Description of the task: Would you output all the data exactly as it stands?

● ● ● ● ● ● ●

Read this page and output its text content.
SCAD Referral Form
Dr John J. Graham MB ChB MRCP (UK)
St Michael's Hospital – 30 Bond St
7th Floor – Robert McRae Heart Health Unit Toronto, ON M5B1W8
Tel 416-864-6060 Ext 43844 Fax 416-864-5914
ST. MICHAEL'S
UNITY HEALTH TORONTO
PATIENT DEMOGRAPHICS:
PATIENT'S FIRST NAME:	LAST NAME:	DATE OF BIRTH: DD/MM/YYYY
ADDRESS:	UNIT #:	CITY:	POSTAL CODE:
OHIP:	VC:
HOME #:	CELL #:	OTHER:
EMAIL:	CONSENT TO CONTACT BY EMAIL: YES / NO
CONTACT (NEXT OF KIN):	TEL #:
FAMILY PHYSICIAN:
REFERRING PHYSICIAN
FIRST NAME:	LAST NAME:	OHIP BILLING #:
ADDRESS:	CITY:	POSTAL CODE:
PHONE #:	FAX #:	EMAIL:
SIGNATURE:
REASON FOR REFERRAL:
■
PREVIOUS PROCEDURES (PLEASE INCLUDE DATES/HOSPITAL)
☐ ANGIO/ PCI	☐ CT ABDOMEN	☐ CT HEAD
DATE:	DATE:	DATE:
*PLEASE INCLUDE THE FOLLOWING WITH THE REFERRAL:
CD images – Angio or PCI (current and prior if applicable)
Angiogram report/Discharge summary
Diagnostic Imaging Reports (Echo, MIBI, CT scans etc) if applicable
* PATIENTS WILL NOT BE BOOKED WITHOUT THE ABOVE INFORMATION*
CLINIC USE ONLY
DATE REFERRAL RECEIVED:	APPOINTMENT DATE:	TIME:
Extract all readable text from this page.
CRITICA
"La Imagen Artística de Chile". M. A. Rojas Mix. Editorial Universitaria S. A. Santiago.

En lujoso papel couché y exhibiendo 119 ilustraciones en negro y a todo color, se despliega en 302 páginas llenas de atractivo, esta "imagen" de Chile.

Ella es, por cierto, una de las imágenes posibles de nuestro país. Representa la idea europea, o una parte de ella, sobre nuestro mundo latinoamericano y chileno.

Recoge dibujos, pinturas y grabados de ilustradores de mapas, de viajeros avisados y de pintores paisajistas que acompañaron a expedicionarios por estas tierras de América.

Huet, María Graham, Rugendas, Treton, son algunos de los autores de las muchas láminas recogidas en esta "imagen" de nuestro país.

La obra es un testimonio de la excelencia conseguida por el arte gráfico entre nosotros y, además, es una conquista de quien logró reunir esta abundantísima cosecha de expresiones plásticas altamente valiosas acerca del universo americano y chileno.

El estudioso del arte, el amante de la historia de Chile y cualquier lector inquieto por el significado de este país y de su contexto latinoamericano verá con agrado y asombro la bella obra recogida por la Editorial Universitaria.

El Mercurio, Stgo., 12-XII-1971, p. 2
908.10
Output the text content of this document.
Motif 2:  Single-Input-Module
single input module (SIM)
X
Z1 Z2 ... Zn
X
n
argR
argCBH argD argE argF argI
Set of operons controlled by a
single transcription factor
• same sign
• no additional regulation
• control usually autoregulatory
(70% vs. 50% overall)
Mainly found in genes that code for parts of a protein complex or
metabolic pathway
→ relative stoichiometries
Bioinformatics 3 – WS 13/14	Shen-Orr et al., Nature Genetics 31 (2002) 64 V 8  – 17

● ● ● ● ● ● ●

Finished task:
Read this page and output its text content.
SCAD Referral Form
Dr John J. Graham MB ChB MRCP (UK)
St Michael's Hospital – 30 Bond St
7th Floor – Robert McRae Heart Health Unit Toronto, ON M5B1W8
Tel 416-864-6060 Ext 43844 Fax 416-864-5914
ST. MICHAEL'S
UNITY HEALTH TORONTO
PATIENT DEMOGRAPHICS:
PATIENT'S FIRST NAME:	LAST NAME:	DATE OF BIRTH: DD/MM/YYYY
ADDRESS:	UNIT #:	CITY:	POSTAL CODE:
OHIP:	VC:
HOME #:	CELL #:	OTHER:
EMAIL:	CONSENT TO CONTACT BY EMAIL: YES / NO
CONTACT (NEXT OF KIN):	TEL #:
FAMILY PHYSICIAN:
REFERRING PHYSICIAN
FIRST NAME:	LAST NAME:	OHIP BILLING #:
ADDRESS:	CITY:	POSTAL CODE:
PHONE #:	FAX #:	EMAIL:
SIGNATURE:
REASON FOR REFERRAL:
■
PREVIOUS PROCEDURES (PLEASE INCLUDE DATES/HOSPITAL)
☐ ANGIO/ PCI	☐ CT ABDOMEN	☐ CT HEAD
DATE:	DATE:	DATE:
*PLEASE INCLUDE THE FOLLOWING WITH THE REFERRAL:
CD images – Angio or PCI (current and prior if applicable)
Angiogram report/Discharge summary
Diagnostic Imaging Reports (Echo, MIBI, CT scans etc) if applicable
* PATIENTS WILL NOT BE BOOKED WITHOUT THE ABOVE INFORMATION*
CLINIC USE ONLY
DATE REFERRAL RECEIVED:	APPOINTMENT DATE:	TIME:
Extract all readable text from this page.
CRITICA
"La Imagen Artística de Chile". M. A. Rojas Mix. Editorial Universitaria S. A. Santiago.

En lujoso papel couché y exhibiendo 119 ilustraciones en negro y a todo color, se despliega en 302 páginas llenas de atractivo, esta "imagen" de Chile.

Ella es, por cierto, una de las imágenes posibles de nuestro país. Representa la idea europea, o una parte de ella, sobre nuestro mundo latinoamericano y chileno.

Recoge dibujos, pinturas y grabados de ilustradores de mapas, de viajeros avisados y de pintores paisajistas que acompañaron a expedicionarios por estas tierras de América.

Huet, María Graham, Rugendas, Treton, son algunos de los autores de las muchas láminas recogidas en esta "imagen" de nuestro país.

La obra es un testimonio de la excelencia conseguida por el arte gráfico entre nosotros y, además, es una conquista de quien logró reunir esta abundantísima cosecha de expresiones plásticas altamente valiosas acerca del universo americano y chileno.

El estudioso del arte, el amante de la historia de Chile y cualquier lector inquieto por el significado de este país y de su contexto latinoamericano verá con agrado y asombro la bella obra recogida por la Editorial Universitaria.

El Mercurio, Stgo., 12-XII-1971, p. 2
908.10
Output the text content of this document.
Motif 2:  Single-Input-Module
single input module (SIM)
X
Z1 Z2 ... Zn
X
n
argR
argCBH argD argE argF argI
Set of operons controlled by a
single transcription factor
• same sign
• no additional regulation
• control usually autoregulatory
(70% vs. 50% overall)
Mainly found in genes that code for parts of a protein complex or
metabolic pathway
→ relative stoichiometries
Bioinformatics 3 – WS 13/14	Shen-Orr et al., Nature Genetics 31 (2002) 64 V 8  – 17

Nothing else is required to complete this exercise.